The request:
Could you repeat the lines of each of these items exactly, leaving out the pictures?

Provided data:
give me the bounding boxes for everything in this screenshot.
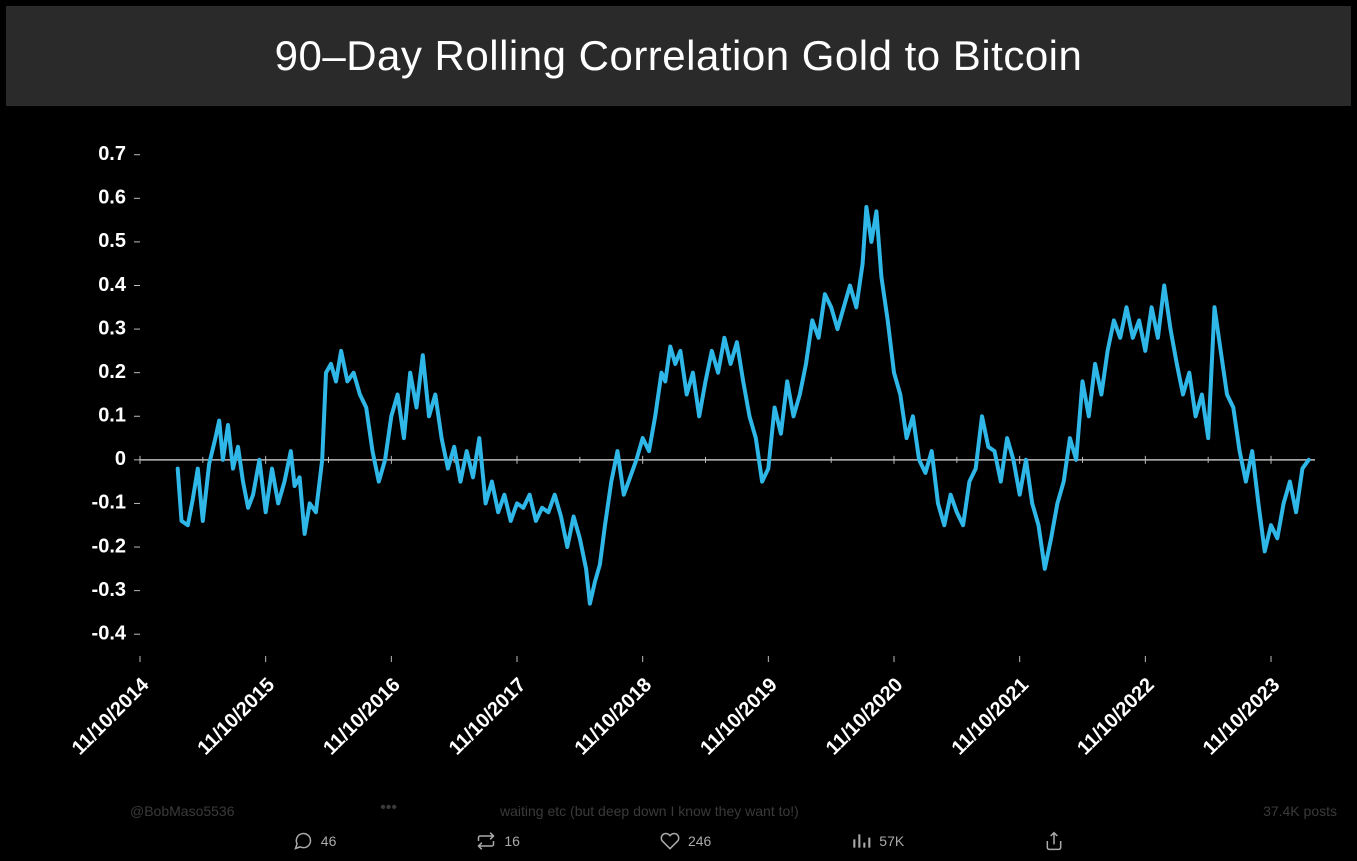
views-button[interactable]: 57K xyxy=(851,831,904,851)
retweet-count: 16 xyxy=(504,833,520,849)
svg-text:-0.1: -0.1 xyxy=(92,492,126,514)
svg-text:0.4: 0.4 xyxy=(98,274,127,296)
chart-container: -0.4 -0.3 -0.2 -0.1 0 0.1 0.2 0.3 0.4 0.5 0.6 0.7 11… xyxy=(20,136,1337,806)
svg-text:11/10/2019: 11/10/2019 xyxy=(696,674,782,760)
svg-text:0: 0 xyxy=(115,448,126,470)
ghost-dots: ••• xyxy=(380,799,397,817)
svg-text:11/10/2021: 11/10/2021 xyxy=(948,674,1034,760)
svg-text:11/10/2017: 11/10/2017 xyxy=(445,674,531,760)
svg-text:11/10/2016: 11/10/2016 xyxy=(319,674,405,760)
retweet-icon xyxy=(476,831,496,851)
ghost-right-text: 37.4K posts xyxy=(1263,803,1337,819)
chart-title-bar: 90–Day Rolling Correlation Gold to Bitco… xyxy=(6,6,1351,106)
share-icon xyxy=(1044,831,1064,851)
svg-text:11/10/2014: 11/10/2014 xyxy=(68,673,154,759)
like-count: 246 xyxy=(688,833,711,849)
svg-text:0.3: 0.3 xyxy=(98,317,126,339)
svg-text:0.5: 0.5 xyxy=(98,230,126,252)
reply-button[interactable]: 46 xyxy=(293,831,337,851)
svg-text:0.1: 0.1 xyxy=(98,405,126,427)
retweet-button[interactable]: 16 xyxy=(476,831,520,851)
views-icon xyxy=(851,831,871,851)
svg-text:11/10/2015: 11/10/2015 xyxy=(194,674,280,760)
svg-text:11/10/2022: 11/10/2022 xyxy=(1073,674,1159,760)
svg-text:-0.2: -0.2 xyxy=(92,535,126,557)
view-count: 57K xyxy=(879,833,904,849)
chart-title: 90–Day Rolling Correlation Gold to Bitco… xyxy=(275,32,1083,80)
svg-text:11/10/2018: 11/10/2018 xyxy=(571,674,657,760)
reply-count: 46 xyxy=(321,833,337,849)
svg-text:-0.3: -0.3 xyxy=(92,579,126,601)
svg-text:0.6: 0.6 xyxy=(98,187,126,209)
ghost-handle: @BobMaso5536 xyxy=(130,803,235,819)
correlation-line-chart: -0.4 -0.3 -0.2 -0.1 0 0.1 0.2 0.3 0.4 0.5 0.6 0.7 11… xyxy=(20,136,1335,806)
svg-text:-0.4: -0.4 xyxy=(92,622,127,644)
like-button[interactable]: 246 xyxy=(660,831,711,851)
svg-text:0.7: 0.7 xyxy=(98,143,126,165)
svg-text:11/10/2023: 11/10/2023 xyxy=(1199,674,1285,760)
svg-text:11/10/2020: 11/10/2020 xyxy=(822,674,908,760)
heart-icon xyxy=(660,831,680,851)
svg-text:0.2: 0.2 xyxy=(98,361,126,383)
ghost-mid-text: waiting etc (but deep down I know they w… xyxy=(500,803,799,819)
share-button[interactable] xyxy=(1044,831,1064,851)
reply-icon xyxy=(293,831,313,851)
social-action-bar: 46 16 246 57K xyxy=(0,821,1357,861)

Solution to this exercise:
give me the bounding boxes for everything in this screenshot.
views-button[interactable]: 57K xyxy=(851,831,904,851)
retweet-count: 16 xyxy=(504,833,520,849)
svg-text:-0.1: -0.1 xyxy=(92,492,126,514)
svg-text:0.4: 0.4 xyxy=(98,274,127,296)
chart-container: -0.4 -0.3 -0.2 -0.1 0 0.1 0.2 0.3 0.4 0.5 0.6 0.7 11… xyxy=(20,136,1337,806)
svg-text:11/10/2019: 11/10/2019 xyxy=(696,674,782,760)
svg-text:0: 0 xyxy=(115,448,126,470)
ghost-dots: ••• xyxy=(380,799,397,817)
svg-text:11/10/2021: 11/10/2021 xyxy=(948,674,1034,760)
svg-text:11/10/2017: 11/10/2017 xyxy=(445,674,531,760)
svg-text:11/10/2016: 11/10/2016 xyxy=(319,674,405,760)
retweet-icon xyxy=(476,831,496,851)
ghost-right-text: 37.4K posts xyxy=(1263,803,1337,819)
chart-title-bar: 90–Day Rolling Correlation Gold to Bitco… xyxy=(6,6,1351,106)
share-icon xyxy=(1044,831,1064,851)
svg-text:11/10/2014: 11/10/2014 xyxy=(68,673,154,759)
like-count: 246 xyxy=(688,833,711,849)
svg-text:0.3: 0.3 xyxy=(98,317,126,339)
svg-text:0.5: 0.5 xyxy=(98,230,126,252)
reply-button[interactable]: 46 xyxy=(293,831,337,851)
svg-text:0.1: 0.1 xyxy=(98,405,126,427)
retweet-button[interactable]: 16 xyxy=(476,831,520,851)
views-icon xyxy=(851,831,871,851)
svg-text:11/10/2015: 11/10/2015 xyxy=(194,674,280,760)
svg-text:11/10/2022: 11/10/2022 xyxy=(1073,674,1159,760)
svg-text:-0.2: -0.2 xyxy=(92,535,126,557)
view-count: 57K xyxy=(879,833,904,849)
chart-title: 90–Day Rolling Correlation Gold to Bitco… xyxy=(275,32,1083,80)
svg-text:11/10/2018: 11/10/2018 xyxy=(571,674,657,760)
reply-count: 46 xyxy=(321,833,337,849)
svg-text:-0.3: -0.3 xyxy=(92,579,126,601)
svg-text:0.6: 0.6 xyxy=(98,187,126,209)
ghost-handle: @BobMaso5536 xyxy=(130,803,235,819)
correlation-line-chart: -0.4 -0.3 -0.2 -0.1 0 0.1 0.2 0.3 0.4 0.5 0.6 0.7 11… xyxy=(20,136,1335,806)
svg-text:-0.4: -0.4 xyxy=(92,622,127,644)
like-button[interactable]: 246 xyxy=(660,831,711,851)
svg-text:0.7: 0.7 xyxy=(98,143,126,165)
svg-text:11/10/2023: 11/10/2023 xyxy=(1199,674,1285,760)
svg-text:11/10/2020: 11/10/2020 xyxy=(822,674,908,760)
heart-icon xyxy=(660,831,680,851)
svg-text:0.2: 0.2 xyxy=(98,361,126,383)
ghost-mid-text: waiting etc (but deep down I know they w… xyxy=(500,803,799,819)
share-button[interactable] xyxy=(1044,831,1064,851)
reply-icon xyxy=(293,831,313,851)
social-action-bar: 46 16 246 57K xyxy=(0,821,1357,861)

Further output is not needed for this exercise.